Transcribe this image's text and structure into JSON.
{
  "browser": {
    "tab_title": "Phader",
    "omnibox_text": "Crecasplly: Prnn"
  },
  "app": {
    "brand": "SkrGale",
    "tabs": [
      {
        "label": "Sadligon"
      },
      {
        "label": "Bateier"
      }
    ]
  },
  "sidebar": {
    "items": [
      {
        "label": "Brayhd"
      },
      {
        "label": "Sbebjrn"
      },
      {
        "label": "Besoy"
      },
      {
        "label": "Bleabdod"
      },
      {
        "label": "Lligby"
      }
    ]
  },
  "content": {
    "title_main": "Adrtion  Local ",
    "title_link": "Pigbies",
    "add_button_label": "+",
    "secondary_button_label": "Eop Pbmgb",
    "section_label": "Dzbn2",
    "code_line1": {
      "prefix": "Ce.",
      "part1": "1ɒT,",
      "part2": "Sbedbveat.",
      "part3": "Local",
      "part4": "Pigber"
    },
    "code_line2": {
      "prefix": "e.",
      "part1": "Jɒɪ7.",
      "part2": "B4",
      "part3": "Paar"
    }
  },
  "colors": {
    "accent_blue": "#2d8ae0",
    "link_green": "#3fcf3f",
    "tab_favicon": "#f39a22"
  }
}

Given problem —
Output the lines above verbatim and in full.

Exercise result —
Transcribe this image's text and structure into JSON.
{
  "browser": {
    "tab_title": "Phader",
    "omnibox_text": "Crecasplly: Prnn"
  },
  "app": {
    "brand": "SkrGale",
    "tabs": [
      {
        "label": "Sadligon"
      },
      {
        "label": "Bateier"
      }
    ]
  },
  "sidebar": {
    "items": [
      {
        "label": "Brayhd"
      },
      {
        "label": "Sbebjrn"
      },
      {
        "label": "Besoy"
      },
      {
        "label": "Bleabdod"
      },
      {
        "label": "Lligby"
      }
    ]
  },
  "content": {
    "title_main": "Adrtion  Local ",
    "title_link": "Pigbies",
    "add_button_label": "+",
    "secondary_button_label": "Eop Pbmgb",
    "section_label": "Dzbn2",
    "code_line1": {
      "prefix": "Ce.",
      "part1": "1ɒT,",
      "part2": "Sbedbveat.",
      "part3": "Local",
      "part4": "Pigber"
    },
    "code_line2": {
      "prefix": "e.",
      "part1": "Jɒɪ7.",
      "part2": "B4",
      "part3": "Paar"
    }
  },
  "colors": {
    "accent_blue": "#2d8ae0",
    "link_green": "#3fcf3f",
    "tab_favicon": "#f39a22"
  }
}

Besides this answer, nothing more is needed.